== TASK TO CARRY OUT ==
Copy the material word for word, from its first line through the line that contains "cell-c3: 1,9: [386, 254, 454, 275]".

* begin *

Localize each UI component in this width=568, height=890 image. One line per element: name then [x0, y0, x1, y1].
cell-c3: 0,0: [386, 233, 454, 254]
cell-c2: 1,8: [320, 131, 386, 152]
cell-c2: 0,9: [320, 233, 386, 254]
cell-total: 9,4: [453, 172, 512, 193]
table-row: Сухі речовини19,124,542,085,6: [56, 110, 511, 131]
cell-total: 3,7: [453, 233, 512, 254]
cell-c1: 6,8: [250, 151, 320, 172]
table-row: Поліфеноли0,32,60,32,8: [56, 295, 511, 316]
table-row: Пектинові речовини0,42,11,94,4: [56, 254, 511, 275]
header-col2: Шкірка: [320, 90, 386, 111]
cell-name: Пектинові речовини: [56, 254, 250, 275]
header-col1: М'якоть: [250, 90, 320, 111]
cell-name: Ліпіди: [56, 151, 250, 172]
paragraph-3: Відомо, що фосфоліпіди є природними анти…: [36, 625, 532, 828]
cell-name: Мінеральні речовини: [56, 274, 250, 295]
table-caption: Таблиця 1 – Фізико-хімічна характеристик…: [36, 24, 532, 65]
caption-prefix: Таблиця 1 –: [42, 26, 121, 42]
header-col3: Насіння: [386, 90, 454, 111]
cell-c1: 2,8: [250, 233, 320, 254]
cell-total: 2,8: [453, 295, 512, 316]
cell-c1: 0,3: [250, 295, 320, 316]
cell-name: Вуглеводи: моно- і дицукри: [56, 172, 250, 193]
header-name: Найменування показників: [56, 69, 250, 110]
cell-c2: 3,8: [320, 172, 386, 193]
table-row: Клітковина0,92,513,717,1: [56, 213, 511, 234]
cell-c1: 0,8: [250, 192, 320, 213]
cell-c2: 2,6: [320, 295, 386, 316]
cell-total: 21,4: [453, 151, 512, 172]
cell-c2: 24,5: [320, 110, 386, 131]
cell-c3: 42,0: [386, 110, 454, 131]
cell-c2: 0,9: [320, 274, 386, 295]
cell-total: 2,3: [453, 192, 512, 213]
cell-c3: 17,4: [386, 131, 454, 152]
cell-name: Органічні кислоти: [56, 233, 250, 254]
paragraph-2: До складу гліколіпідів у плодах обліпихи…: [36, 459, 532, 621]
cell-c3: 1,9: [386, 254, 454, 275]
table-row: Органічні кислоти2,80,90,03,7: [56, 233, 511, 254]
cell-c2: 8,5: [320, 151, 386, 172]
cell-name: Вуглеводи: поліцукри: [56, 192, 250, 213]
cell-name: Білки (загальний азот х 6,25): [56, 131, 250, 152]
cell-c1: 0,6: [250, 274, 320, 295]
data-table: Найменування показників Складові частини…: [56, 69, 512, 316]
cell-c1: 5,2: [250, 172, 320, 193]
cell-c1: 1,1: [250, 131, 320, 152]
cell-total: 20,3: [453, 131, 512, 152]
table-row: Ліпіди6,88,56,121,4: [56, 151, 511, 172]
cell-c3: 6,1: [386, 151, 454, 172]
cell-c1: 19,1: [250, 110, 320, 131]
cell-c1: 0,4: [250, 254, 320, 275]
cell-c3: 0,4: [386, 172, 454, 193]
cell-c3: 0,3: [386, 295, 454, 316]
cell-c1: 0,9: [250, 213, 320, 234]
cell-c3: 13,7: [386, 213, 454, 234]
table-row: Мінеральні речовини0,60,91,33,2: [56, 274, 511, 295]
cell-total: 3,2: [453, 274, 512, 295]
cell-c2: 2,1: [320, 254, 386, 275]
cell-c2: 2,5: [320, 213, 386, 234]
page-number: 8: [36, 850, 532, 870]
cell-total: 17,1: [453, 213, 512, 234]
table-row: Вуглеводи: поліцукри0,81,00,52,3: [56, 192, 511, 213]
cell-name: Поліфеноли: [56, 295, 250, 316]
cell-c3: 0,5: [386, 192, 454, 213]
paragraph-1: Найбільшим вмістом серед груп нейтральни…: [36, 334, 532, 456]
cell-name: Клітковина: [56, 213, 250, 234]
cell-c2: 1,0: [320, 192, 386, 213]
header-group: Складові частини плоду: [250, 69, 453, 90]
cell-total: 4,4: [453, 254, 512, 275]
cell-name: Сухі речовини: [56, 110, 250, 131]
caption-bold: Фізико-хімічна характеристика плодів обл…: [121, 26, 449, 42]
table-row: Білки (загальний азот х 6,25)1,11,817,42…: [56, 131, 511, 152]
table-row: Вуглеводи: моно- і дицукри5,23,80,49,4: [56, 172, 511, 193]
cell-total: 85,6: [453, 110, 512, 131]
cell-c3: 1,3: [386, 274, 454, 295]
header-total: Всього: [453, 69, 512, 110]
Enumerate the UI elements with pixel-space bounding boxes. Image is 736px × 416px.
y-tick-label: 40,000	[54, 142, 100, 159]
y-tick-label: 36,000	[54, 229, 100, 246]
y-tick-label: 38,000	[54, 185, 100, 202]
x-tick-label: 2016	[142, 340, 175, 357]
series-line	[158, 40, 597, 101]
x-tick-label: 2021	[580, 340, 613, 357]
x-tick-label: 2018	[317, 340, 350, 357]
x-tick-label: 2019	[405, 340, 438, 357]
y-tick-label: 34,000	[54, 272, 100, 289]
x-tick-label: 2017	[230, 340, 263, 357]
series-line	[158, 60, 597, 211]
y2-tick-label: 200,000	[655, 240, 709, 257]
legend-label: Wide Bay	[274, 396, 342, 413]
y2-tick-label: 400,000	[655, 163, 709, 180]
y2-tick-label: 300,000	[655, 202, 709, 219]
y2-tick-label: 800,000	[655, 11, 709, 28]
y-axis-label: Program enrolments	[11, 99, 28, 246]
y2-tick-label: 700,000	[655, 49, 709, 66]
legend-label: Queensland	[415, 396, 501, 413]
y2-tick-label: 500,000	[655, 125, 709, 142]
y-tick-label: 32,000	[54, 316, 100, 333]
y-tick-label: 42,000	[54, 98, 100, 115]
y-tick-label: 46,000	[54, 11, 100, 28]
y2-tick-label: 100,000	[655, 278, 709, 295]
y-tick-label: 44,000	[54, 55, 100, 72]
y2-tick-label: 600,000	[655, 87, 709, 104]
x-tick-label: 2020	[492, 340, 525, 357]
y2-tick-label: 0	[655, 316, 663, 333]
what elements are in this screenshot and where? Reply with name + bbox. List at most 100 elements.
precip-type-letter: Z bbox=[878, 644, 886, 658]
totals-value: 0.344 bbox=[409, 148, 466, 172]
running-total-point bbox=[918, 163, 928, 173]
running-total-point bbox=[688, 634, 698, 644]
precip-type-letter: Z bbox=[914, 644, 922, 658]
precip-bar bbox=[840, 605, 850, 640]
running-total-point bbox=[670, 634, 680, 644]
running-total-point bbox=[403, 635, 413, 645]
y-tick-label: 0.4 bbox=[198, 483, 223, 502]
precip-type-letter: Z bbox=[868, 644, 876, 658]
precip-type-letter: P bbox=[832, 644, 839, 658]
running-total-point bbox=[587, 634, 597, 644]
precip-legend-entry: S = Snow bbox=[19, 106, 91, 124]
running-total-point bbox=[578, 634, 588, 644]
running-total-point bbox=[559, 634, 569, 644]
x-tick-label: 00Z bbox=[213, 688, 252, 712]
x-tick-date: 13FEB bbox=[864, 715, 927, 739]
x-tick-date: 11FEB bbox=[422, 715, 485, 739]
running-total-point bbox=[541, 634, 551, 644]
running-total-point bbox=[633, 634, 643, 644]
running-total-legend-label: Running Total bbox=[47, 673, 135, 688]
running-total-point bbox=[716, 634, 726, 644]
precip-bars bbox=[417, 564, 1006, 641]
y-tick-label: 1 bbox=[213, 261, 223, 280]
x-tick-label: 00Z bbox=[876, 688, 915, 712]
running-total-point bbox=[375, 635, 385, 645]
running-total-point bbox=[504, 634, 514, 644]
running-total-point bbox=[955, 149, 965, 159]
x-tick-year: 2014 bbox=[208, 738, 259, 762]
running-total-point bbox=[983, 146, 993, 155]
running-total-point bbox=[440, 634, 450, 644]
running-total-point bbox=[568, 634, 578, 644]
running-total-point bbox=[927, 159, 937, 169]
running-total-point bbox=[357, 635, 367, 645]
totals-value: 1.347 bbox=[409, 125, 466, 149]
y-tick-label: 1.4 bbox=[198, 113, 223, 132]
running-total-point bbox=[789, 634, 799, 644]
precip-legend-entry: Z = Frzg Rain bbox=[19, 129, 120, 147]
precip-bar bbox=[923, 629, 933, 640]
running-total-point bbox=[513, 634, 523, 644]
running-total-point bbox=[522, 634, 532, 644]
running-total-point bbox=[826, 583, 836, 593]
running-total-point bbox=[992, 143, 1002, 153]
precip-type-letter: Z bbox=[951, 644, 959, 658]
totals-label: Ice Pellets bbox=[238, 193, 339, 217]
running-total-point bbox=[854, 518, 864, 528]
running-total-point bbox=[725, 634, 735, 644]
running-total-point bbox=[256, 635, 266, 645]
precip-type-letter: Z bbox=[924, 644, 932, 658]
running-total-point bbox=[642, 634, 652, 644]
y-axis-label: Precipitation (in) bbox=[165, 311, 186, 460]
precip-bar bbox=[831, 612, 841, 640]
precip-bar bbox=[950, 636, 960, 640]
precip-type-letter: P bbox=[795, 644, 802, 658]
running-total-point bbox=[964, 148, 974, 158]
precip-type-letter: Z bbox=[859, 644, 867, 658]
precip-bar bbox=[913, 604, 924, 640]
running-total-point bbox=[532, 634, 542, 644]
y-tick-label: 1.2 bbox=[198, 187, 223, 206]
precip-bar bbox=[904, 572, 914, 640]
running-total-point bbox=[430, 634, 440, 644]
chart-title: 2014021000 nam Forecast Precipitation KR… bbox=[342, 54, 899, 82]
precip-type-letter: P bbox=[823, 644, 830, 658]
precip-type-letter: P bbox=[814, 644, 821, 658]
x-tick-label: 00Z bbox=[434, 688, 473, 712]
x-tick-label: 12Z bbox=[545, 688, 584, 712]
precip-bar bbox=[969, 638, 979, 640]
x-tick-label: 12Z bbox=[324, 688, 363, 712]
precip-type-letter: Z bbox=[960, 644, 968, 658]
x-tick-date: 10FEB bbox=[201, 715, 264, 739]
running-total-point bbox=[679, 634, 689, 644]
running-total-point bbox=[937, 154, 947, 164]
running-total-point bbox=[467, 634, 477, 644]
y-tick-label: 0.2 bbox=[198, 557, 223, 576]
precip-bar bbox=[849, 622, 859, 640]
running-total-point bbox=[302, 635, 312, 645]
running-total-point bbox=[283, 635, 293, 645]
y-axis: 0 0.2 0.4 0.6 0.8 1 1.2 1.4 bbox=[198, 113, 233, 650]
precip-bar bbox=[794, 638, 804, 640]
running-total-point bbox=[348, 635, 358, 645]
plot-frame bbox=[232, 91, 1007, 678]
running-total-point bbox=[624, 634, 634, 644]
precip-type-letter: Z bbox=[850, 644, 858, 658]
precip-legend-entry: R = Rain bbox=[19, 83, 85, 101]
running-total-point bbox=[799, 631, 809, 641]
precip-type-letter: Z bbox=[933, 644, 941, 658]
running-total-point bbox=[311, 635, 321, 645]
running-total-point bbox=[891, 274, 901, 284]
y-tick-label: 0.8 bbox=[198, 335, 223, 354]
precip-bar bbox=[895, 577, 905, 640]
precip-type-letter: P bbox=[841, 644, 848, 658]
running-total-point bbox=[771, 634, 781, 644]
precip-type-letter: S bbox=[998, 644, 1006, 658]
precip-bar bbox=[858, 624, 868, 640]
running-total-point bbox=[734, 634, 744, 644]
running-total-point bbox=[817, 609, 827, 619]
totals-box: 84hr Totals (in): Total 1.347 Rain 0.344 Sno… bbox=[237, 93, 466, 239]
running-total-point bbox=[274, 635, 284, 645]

* end *

== RESULT FOR THIS TASK ==
Localize each UI component in this width=568, height=890 image. One line per element: name then [x0, y0, x1, y1].
cell-c3: 0,0: [386, 233, 454, 254]
cell-c2: 1,8: [320, 131, 386, 152]
cell-c2: 0,9: [320, 233, 386, 254]
cell-total: 9,4: [453, 172, 512, 193]
table-row: Сухі речовини19,124,542,085,6: [56, 110, 511, 131]
cell-total: 3,7: [453, 233, 512, 254]
cell-c1: 6,8: [250, 151, 320, 172]
table-row: Поліфеноли0,32,60,32,8: [56, 295, 511, 316]
table-row: Пектинові речовини0,42,11,94,4: [56, 254, 511, 275]
header-col2: Шкірка: [320, 90, 386, 111]
cell-name: Пектинові речовини: [56, 254, 250, 275]
header-col1: М'якоть: [250, 90, 320, 111]
cell-name: Ліпіди: [56, 151, 250, 172]
paragraph-3: Відомо, що фосфоліпіди є природними анти…: [36, 625, 532, 828]
cell-name: Мінеральні речовини: [56, 274, 250, 295]
table-caption: Таблиця 1 – Фізико-хімічна характеристик…: [36, 24, 532, 65]
caption-prefix: Таблиця 1 –: [42, 26, 121, 42]
header-col3: Насіння: [386, 90, 454, 111]
cell-c1: 2,8: [250, 233, 320, 254]
cell-total: 2,8: [453, 295, 512, 316]
cell-c1: 0,3: [250, 295, 320, 316]
cell-name: Вуглеводи: моно- і дицукри: [56, 172, 250, 193]
header-name: Найменування показників: [56, 69, 250, 110]
cell-c2: 3,8: [320, 172, 386, 193]
table-row: Клітковина0,92,513,717,1: [56, 213, 511, 234]
cell-c1: 0,8: [250, 192, 320, 213]
cell-c2: 2,6: [320, 295, 386, 316]
cell-total: 21,4: [453, 151, 512, 172]
cell-c2: 24,5: [320, 110, 386, 131]
cell-c3: 42,0: [386, 110, 454, 131]
cell-c2: 0,9: [320, 274, 386, 295]
cell-total: 2,3: [453, 192, 512, 213]
cell-c3: 17,4: [386, 131, 454, 152]
cell-name: Органічні кислоти: [56, 233, 250, 254]
paragraph-2: До складу гліколіпідів у плодах обліпихи…: [36, 459, 532, 621]
cell-c3: 1,9: [386, 254, 454, 275]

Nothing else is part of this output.